- EXERCISE PROMPT:
Quote the data below in full, minus the images.

- PROVIDED INFORMATION:
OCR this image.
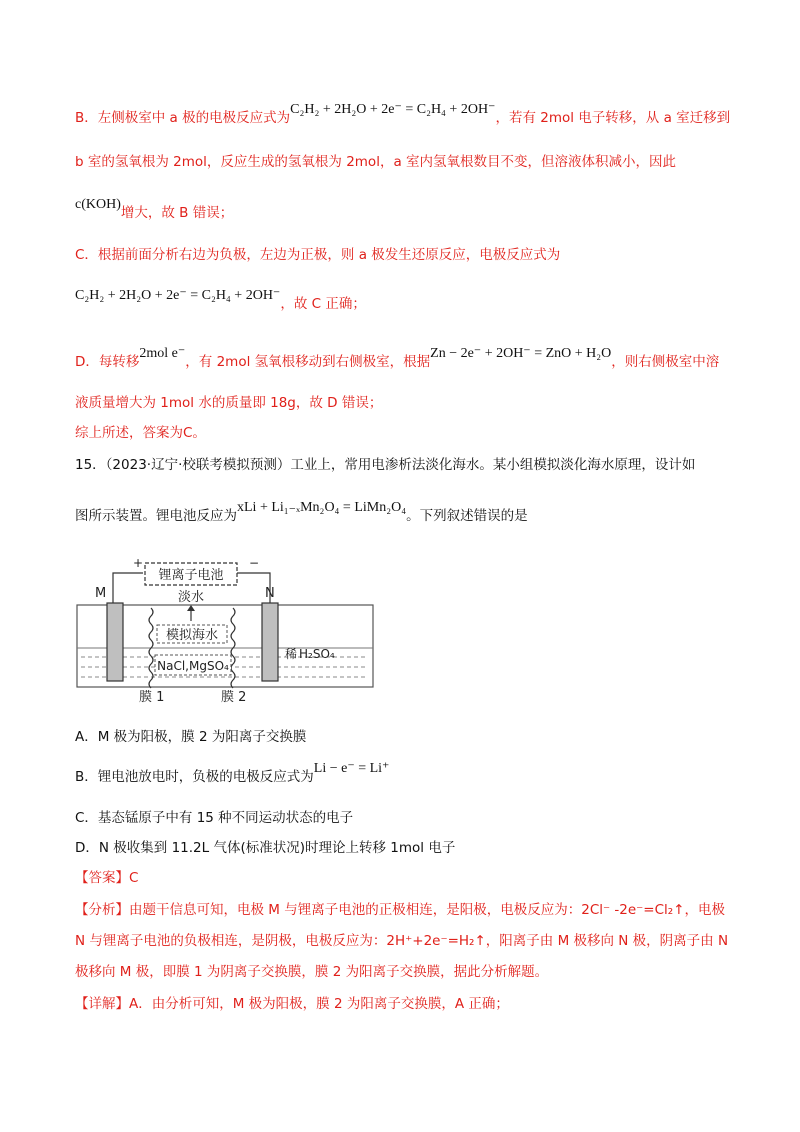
B．左侧极室中 a 极的电极反应式为C₂H₂ + 2H₂O + 2e⁻ = C₂H₄ + 2OH⁻，若有 2mol 电子转移，从 a 室迁移到
b 室的氢氧根为 2mol，反应生成的氢氧根为 2mol，a 室内氢氧根数目不变，但溶液体积减小，因此
c(KOH)增大，故 B 错误；
C．根据前面分析右边为负极，左边为正极，则 a 极发生还原反应，电极反应式为
C₂H₂ + 2H₂O + 2e⁻ = C₂H₄ + 2OH⁻，故 C 正确；
D．每转移2mol e⁻，有 2mol 氢氧根移动到右侧极室，根据Zn − 2e⁻ + 2OH⁻ = ZnO + H₂O，则右侧极室中溶
液质量增大为 1mol 水的质量即 18g，故 D 错误；
综上所述，答案为C。
15．（2023·辽宁·校联考模拟预测）工业上，常用电渗析法淡化海水。某小组模拟淡化海水原理，设计如
图所示装置。锂电池反应为xLi + Li₁₋ₓMn₂O₄ = LiMn₂O₄。下列叙述错误的是
锂离子电池
+	−
M	N
淡水
模拟海水
NaCl,MgSO₄
稀 H₂SO₄
膜 1	膜 2
A．M 极为阳极，膜 2 为阳离子交换膜
B．锂电池放电时，负极的电极反应式为Li − e⁻ = Li⁺
C．基态锰原子中有 15 种不同运动状态的电子
D．N 极收集到 11.2L 气体(标准状况)时理论上转移 1mol 电子
【答案】C
【分析】由题干信息可知，电极 M 与锂离子电池的正极相连，是阳极，电极反应为：2Cl⁻ -2e⁻=Cl₂↑，电极
N 与锂离子电池的负极相连，是阴极，电极反应为：2H⁺+2e⁻=H₂↑，阳离子由 M 极移向 N 极，阴离子由 N
极移向 M 极，即膜 1 为阴离子交换膜，膜 2 为阳离子交换膜，据此分析解题。
【详解】A．由分析可知，M 极为阳极，膜 2 为阳离子交换膜，A 正确；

- SOLVED PROBLEM:
OCR this image.
B．左侧极室中 a 极的电极反应式为C₂H₂ + 2H₂O + 2e⁻ = C₂H₄ + 2OH⁻，若有 2mol 电子转移，从 a 室迁移到
b 室的氢氧根为 2mol，反应生成的氢氧根为 2mol，a 室内氢氧根数目不变，但溶液体积减小，因此
c(KOH)增大，故 B 错误；
C．根据前面分析右边为负极，左边为正极，则 a 极发生还原反应，电极反应式为
C₂H₂ + 2H₂O + 2e⁻ = C₂H₄ + 2OH⁻，故 C 正确；
D．每转移2mol e⁻，有 2mol 氢氧根移动到右侧极室，根据Zn − 2e⁻ + 2OH⁻ = ZnO + H₂O，则右侧极室中溶
液质量增大为 1mol 水的质量即 18g，故 D 错误；
综上所述，答案为C。
15．（2023·辽宁·校联考模拟预测）工业上，常用电渗析法淡化海水。某小组模拟淡化海水原理，设计如
图所示装置。锂电池反应为xLi + Li₁₋ₓMn₂O₄ = LiMn₂O₄。下列叙述错误的是
锂离子电池
+	−
M	N
淡水
模拟海水
NaCl,MgSO₄
稀 H₂SO₄
膜 1	膜 2
A．M 极为阳极，膜 2 为阳离子交换膜
B．锂电池放电时，负极的电极反应式为Li − e⁻ = Li⁺
C．基态锰原子中有 15 种不同运动状态的电子
D．N 极收集到 11.2L 气体(标准状况)时理论上转移 1mol 电子
【答案】C
【分析】由题干信息可知，电极 M 与锂离子电池的正极相连，是阳极，电极反应为：2Cl⁻ -2e⁻=Cl₂↑，电极
N 与锂离子电池的负极相连，是阴极，电极反应为：2H⁺+2e⁻=H₂↑，阳离子由 M 极移向 N 极，阴离子由 N
极移向 M 极，即膜 1 为阴离子交换膜，膜 2 为阳离子交换膜，据此分析解题。
【详解】A．由分析可知，M 极为阳极，膜 2 为阳离子交换膜，A 正确；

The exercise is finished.